--- start SOURCE MATERIAL ---

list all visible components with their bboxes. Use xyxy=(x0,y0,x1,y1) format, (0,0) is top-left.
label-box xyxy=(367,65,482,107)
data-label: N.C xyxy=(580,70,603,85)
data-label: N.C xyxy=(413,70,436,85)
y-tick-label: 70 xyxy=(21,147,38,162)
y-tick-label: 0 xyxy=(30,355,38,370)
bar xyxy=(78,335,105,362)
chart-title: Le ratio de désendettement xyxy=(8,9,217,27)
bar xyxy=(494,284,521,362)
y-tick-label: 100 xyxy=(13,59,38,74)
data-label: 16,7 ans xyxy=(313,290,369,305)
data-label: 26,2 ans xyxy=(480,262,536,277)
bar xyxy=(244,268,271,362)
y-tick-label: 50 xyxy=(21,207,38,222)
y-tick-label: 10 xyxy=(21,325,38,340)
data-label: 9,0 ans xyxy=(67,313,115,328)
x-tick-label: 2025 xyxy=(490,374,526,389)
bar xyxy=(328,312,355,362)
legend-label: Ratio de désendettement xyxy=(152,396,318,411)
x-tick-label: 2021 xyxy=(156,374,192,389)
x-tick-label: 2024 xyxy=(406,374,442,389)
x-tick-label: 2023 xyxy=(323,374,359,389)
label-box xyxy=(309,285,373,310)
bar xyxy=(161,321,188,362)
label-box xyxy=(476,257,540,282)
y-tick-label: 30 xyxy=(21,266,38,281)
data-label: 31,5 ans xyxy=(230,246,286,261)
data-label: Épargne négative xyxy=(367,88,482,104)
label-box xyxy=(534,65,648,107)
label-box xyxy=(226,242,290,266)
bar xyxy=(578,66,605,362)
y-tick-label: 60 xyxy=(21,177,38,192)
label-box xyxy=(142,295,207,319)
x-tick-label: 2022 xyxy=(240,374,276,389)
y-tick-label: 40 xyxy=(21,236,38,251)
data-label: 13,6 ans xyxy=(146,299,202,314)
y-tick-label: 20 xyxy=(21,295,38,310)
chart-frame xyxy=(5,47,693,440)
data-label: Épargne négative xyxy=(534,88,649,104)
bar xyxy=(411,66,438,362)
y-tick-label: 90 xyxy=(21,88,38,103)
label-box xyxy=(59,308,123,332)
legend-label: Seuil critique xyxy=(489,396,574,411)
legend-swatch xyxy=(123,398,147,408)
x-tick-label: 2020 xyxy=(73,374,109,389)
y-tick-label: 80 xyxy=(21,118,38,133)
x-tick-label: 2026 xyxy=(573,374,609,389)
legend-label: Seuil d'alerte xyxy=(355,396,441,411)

--- end SOURCE MATERIAL ---

* _DESCRIPTION OF THE TASK_:
Format every line of the records above as a Markdown table with the columns No. and Entry, numbering each nonblank line in order and leaving blank lines out.

* _SOLUTION_:
| No. | Entry |
|---|---|
| 1 | list all visible components with their bboxes. Use xyxy=(x0,y0,x1,y1) format, (0,0) is top-left. |
| 2 | label-box xyxy=(367,65,482,107) |
| 3 | data-label: N.C xyxy=(580,70,603,85) |
| 4 | data-label: N.C xyxy=(413,70,436,85) |
| 5 | y-tick-label: 70 xyxy=(21,147,38,162) |
| 6 | y-tick-label: 0 xyxy=(30,355,38,370) |
| 7 | bar xyxy=(78,335,105,362) |
| 8 | chart-title: Le ratio de désendettement xyxy=(8,9,217,27) |
| 9 | bar xyxy=(494,284,521,362) |
| 10 | y-tick-label: 100 xyxy=(13,59,38,74) |
| 11 | data-label: 16,7 ans xyxy=(313,290,369,305) |
| 12 | data-label: 26,2 ans xyxy=(480,262,536,277) |
| 13 | bar xyxy=(244,268,271,362) |
| 14 | y-tick-label: 50 xyxy=(21,207,38,222) |
| 15 | y-tick-label: 10 xyxy=(21,325,38,340) |
| 16 | data-label: 9,0 ans xyxy=(67,313,115,328) |
| 17 | x-tick-label: 2025 xyxy=(490,374,526,389) |
| 18 | bar xyxy=(328,312,355,362) |
| 19 | legend-label: Ratio de désendettement xyxy=(152,396,318,411) |
| 20 | x-tick-label: 2021 xyxy=(156,374,192,389) |
| 21 | x-tick-label: 2024 xyxy=(406,374,442,389) |
| 22 | x-tick-label: 2023 xyxy=(323,374,359,389) |
| 23 | label-box xyxy=(309,285,373,310) |
| 24 | bar xyxy=(161,321,188,362) |
| 25 | label-box xyxy=(476,257,540,282) |
| 26 | y-tick-label: 30 xyxy=(21,266,38,281) |
| 27 | data-label: 31,5 ans xyxy=(230,246,286,261) |
| 28 | data-label: Épargne négative xyxy=(367,88,482,104) |
| 29 | label-box xyxy=(534,65,648,107) |
| 30 | label-box xyxy=(226,242,290,266) |
| 31 | bar xyxy=(578,66,605,362) |
| 32 | y-tick-label: 60 xyxy=(21,177,38,192) |
| 33 | label-box xyxy=(142,295,207,319) |
| 34 | x-tick-label: 2022 xyxy=(240,374,276,389) |
| 35 | y-tick-label: 40 xyxy=(21,236,38,251) |
| 36 | data-label: 13,6 ans xyxy=(146,299,202,314) |
| 37 | y-tick-label: 20 xyxy=(21,295,38,310) |
| 38 | chart-frame xyxy=(5,47,693,440) |
| 39 | data-label: Épargne négative xyxy=(534,88,649,104) |
| 40 | bar xyxy=(411,66,438,362) |
| 41 | y-tick-label: 90 xyxy=(21,88,38,103) |
| 42 | label-box xyxy=(59,308,123,332) |
| 43 | legend-label: Seuil critique xyxy=(489,396,574,411) |
| 44 | legend-swatch xyxy=(123,398,147,408) |
| 45 | x-tick-label: 2020 xyxy=(73,374,109,389) |
| 46 | y-tick-label: 80 xyxy=(21,118,38,133) |
| 47 | x-tick-label: 2026 xyxy=(573,374,609,389) |
| 48 | legend-label: Seuil d'alerte xyxy=(355,396,441,411) |